Written instruction:
All the data should come back exactly as it was given.

Dataset excerpt
========
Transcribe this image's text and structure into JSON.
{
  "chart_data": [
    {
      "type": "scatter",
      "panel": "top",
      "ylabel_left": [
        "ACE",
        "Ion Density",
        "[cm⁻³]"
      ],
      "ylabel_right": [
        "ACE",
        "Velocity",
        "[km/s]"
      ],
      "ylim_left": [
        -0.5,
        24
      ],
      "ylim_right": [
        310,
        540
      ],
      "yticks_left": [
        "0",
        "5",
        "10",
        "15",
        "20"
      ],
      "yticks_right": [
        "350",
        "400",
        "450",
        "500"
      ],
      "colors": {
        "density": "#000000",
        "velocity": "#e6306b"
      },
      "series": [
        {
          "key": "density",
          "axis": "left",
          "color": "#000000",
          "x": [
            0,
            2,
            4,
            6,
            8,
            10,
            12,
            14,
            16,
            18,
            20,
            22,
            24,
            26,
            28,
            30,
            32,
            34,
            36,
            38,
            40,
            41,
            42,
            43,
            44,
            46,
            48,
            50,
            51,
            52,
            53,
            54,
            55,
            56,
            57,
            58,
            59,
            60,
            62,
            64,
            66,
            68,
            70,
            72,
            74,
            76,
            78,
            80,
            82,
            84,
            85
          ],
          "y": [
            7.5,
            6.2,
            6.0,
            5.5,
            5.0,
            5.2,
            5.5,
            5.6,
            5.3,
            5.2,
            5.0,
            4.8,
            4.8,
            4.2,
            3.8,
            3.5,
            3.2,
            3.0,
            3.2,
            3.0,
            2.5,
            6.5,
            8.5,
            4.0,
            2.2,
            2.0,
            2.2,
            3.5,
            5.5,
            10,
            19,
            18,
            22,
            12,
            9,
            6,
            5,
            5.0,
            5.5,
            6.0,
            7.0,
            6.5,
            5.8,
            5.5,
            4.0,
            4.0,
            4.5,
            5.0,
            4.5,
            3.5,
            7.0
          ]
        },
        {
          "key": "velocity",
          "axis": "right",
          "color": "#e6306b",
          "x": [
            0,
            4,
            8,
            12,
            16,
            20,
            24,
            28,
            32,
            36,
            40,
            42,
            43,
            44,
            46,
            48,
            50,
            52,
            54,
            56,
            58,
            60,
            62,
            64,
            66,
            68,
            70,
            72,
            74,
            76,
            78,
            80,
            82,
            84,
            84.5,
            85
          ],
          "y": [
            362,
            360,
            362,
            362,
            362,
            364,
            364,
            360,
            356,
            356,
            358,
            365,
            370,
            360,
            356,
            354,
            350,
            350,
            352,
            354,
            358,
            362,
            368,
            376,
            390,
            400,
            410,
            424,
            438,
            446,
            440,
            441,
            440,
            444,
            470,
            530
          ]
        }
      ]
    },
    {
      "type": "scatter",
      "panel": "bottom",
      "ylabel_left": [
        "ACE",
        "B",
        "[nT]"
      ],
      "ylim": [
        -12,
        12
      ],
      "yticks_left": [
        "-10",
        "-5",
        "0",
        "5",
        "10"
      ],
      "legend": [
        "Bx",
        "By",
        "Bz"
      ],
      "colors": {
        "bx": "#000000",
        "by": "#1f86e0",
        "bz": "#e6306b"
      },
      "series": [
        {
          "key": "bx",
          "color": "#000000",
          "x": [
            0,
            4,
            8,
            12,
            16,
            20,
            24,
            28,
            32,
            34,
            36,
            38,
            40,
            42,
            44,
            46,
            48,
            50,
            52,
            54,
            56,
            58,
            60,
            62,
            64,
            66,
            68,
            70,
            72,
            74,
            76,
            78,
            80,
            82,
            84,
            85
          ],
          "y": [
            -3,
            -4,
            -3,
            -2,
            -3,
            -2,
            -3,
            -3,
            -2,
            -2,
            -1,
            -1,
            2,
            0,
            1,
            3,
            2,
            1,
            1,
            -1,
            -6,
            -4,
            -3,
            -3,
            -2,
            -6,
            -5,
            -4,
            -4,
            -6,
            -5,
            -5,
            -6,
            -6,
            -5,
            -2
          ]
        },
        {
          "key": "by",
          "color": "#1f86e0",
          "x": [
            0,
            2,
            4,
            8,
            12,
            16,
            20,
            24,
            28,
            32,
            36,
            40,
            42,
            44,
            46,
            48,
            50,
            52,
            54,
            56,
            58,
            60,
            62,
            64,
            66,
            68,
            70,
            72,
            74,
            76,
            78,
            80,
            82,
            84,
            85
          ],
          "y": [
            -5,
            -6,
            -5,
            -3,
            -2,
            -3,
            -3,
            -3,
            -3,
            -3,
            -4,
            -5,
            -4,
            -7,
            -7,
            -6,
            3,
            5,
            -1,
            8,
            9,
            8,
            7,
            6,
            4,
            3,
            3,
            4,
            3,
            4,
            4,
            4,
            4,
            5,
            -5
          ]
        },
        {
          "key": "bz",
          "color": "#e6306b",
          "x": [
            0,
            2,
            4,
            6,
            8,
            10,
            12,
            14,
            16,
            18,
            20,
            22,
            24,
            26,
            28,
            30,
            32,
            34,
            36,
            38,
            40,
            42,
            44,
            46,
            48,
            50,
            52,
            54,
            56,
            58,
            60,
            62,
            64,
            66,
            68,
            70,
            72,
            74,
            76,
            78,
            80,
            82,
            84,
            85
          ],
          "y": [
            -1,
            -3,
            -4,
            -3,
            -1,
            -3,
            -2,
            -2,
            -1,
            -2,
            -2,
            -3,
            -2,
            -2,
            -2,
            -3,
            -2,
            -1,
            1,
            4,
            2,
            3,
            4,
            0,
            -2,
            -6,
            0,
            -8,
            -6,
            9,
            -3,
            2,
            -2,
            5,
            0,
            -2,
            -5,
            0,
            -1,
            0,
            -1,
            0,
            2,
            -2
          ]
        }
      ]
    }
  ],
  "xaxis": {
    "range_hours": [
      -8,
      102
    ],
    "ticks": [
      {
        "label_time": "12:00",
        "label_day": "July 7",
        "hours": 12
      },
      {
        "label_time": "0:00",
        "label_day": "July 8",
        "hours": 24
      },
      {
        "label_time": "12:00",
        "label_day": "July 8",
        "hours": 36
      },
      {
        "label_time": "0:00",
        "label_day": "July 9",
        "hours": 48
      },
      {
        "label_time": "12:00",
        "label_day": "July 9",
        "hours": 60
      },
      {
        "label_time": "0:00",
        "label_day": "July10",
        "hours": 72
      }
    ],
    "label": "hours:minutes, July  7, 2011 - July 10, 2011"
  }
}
========
Answer to the problem:
Transcribe this image's text and structure into JSON.
{
  "chart_data": [
    {
      "type": "scatter",
      "panel": "top",
      "ylabel_left": [
        "ACE",
        "Ion Density",
        "[cm⁻³]"
      ],
      "ylabel_right": [
        "ACE",
        "Velocity",
        "[km/s]"
      ],
      "ylim_left": [
        -0.5,
        24
      ],
      "ylim_right": [
        310,
        540
      ],
      "yticks_left": [
        "0",
        "5",
        "10",
        "15",
        "20"
      ],
      "yticks_right": [
        "350",
        "400",
        "450",
        "500"
      ],
      "colors": {
        "density": "#000000",
        "velocity": "#e6306b"
      },
      "series": [
        {
          "key": "density",
          "axis": "left",
          "color": "#000000",
          "x": [
            0,
            2,
            4,
            6,
            8,
            10,
            12,
            14,
            16,
            18,
            20,
            22,
            24,
            26,
            28,
            30,
            32,
            34,
            36,
            38,
            40,
            41,
            42,
            43,
            44,
            46,
            48,
            50,
            51,
            52,
            53,
            54,
            55,
            56,
            57,
            58,
            59,
            60,
            62,
            64,
            66,
            68,
            70,
            72,
            74,
            76,
            78,
            80,
            82,
            84,
            85
          ],
          "y": [
            7.5,
            6.2,
            6.0,
            5.5,
            5.0,
            5.2,
            5.5,
            5.6,
            5.3,
            5.2,
            5.0,
            4.8,
            4.8,
            4.2,
            3.8,
            3.5,
            3.2,
            3.0,
            3.2,
            3.0,
            2.5,
            6.5,
            8.5,
            4.0,
            2.2,
            2.0,
            2.2,
            3.5,
            5.5,
            10,
            19,
            18,
            22,
            12,
            9,
            6,
            5,
            5.0,
            5.5,
            6.0,
            7.0,
            6.5,
            5.8,
            5.5,
            4.0,
            4.0,
            4.5,
            5.0,
            4.5,
            3.5,
            7.0
          ]
        },
        {
          "key": "velocity",
          "axis": "right",
          "color": "#e6306b",
          "x": [
            0,
            4,
            8,
            12,
            16,
            20,
            24,
            28,
            32,
            36,
            40,
            42,
            43,
            44,
            46,
            48,
            50,
            52,
            54,
            56,
            58,
            60,
            62,
            64,
            66,
            68,
            70,
            72,
            74,
            76,
            78,
            80,
            82,
            84,
            84.5,
            85
          ],
          "y": [
            362,
            360,
            362,
            362,
            362,
            364,
            364,
            360,
            356,
            356,
            358,
            365,
            370,
            360,
            356,
            354,
            350,
            350,
            352,
            354,
            358,
            362,
            368,
            376,
            390,
            400,
            410,
            424,
            438,
            446,
            440,
            441,
            440,
            444,
            470,
            530
          ]
        }
      ]
    },
    {
      "type": "scatter",
      "panel": "bottom",
      "ylabel_left": [
        "ACE",
        "B",
        "[nT]"
      ],
      "ylim": [
        -12,
        12
      ],
      "yticks_left": [
        "-10",
        "-5",
        "0",
        "5",
        "10"
      ],
      "legend": [
        "Bx",
        "By",
        "Bz"
      ],
      "colors": {
        "bx": "#000000",
        "by": "#1f86e0",
        "bz": "#e6306b"
      },
      "series": [
        {
          "key": "bx",
          "color": "#000000",
          "x": [
            0,
            4,
            8,
            12,
            16,
            20,
            24,
            28,
            32,
            34,
            36,
            38,
            40,
            42,
            44,
            46,
            48,
            50,
            52,
            54,
            56,
            58,
            60,
            62,
            64,
            66,
            68,
            70,
            72,
            74,
            76,
            78,
            80,
            82,
            84,
            85
          ],
          "y": [
            -3,
            -4,
            -3,
            -2,
            -3,
            -2,
            -3,
            -3,
            -2,
            -2,
            -1,
            -1,
            2,
            0,
            1,
            3,
            2,
            1,
            1,
            -1,
            -6,
            -4,
            -3,
            -3,
            -2,
            -6,
            -5,
            -4,
            -4,
            -6,
            -5,
            -5,
            -6,
            -6,
            -5,
            -2
          ]
        },
        {
          "key": "by",
          "color": "#1f86e0",
          "x": [
            0,
            2,
            4,
            8,
            12,
            16,
            20,
            24,
            28,
            32,
            36,
            40,
            42,
            44,
            46,
            48,
            50,
            52,
            54,
            56,
            58,
            60,
            62,
            64,
            66,
            68,
            70,
            72,
            74,
            76,
            78,
            80,
            82,
            84,
            85
          ],
          "y": [
            -5,
            -6,
            -5,
            -3,
            -2,
            -3,
            -3,
            -3,
            -3,
            -3,
            -4,
            -5,
            -4,
            -7,
            -7,
            -6,
            3,
            5,
            -1,
            8,
            9,
            8,
            7,
            6,
            4,
            3,
            3,
            4,
            3,
            4,
            4,
            4,
            4,
            5,
            -5
          ]
        },
        {
          "key": "bz",
          "color": "#e6306b",
          "x": [
            0,
            2,
            4,
            6,
            8,
            10,
            12,
            14,
            16,
            18,
            20,
            22,
            24,
            26,
            28,
            30,
            32,
            34,
            36,
            38,
            40,
            42,
            44,
            46,
            48,
            50,
            52,
            54,
            56,
            58,
            60,
            62,
            64,
            66,
            68,
            70,
            72,
            74,
            76,
            78,
            80,
            82,
            84,
            85
          ],
          "y": [
            -1,
            -3,
            -4,
            -3,
            -1,
            -3,
            -2,
            -2,
            -1,
            -2,
            -2,
            -3,
            -2,
            -2,
            -2,
            -3,
            -2,
            -1,
            1,
            4,
            2,
            3,
            4,
            0,
            -2,
            -6,
            0,
            -8,
            -6,
            9,
            -3,
            2,
            -2,
            5,
            0,
            -2,
            -5,
            0,
            -1,
            0,
            -1,
            0,
            2,
            -2
          ]
        }
      ]
    }
  ],
  "xaxis": {
    "range_hours": [
      -8,
      102
    ],
    "ticks": [
      {
        "label_time": "12:00",
        "label_day": "July 7",
        "hours": 12
      },
      {
        "label_time": "0:00",
        "label_day": "July 8",
        "hours": 24
      },
      {
        "label_time": "12:00",
        "label_day": "July 8",
        "hours": 36
      },
      {
        "label_time": "0:00",
        "label_day": "July 9",
        "hours": 48
      },
      {
        "label_time": "12:00",
        "label_day": "July 9",
        "hours": 60
      },
      {
        "label_time": "0:00",
        "label_day": "July10",
        "hours": 72
      }
    ],
    "label": "hours:minutes, July  7, 2011 - July 10, 2011"
  }
}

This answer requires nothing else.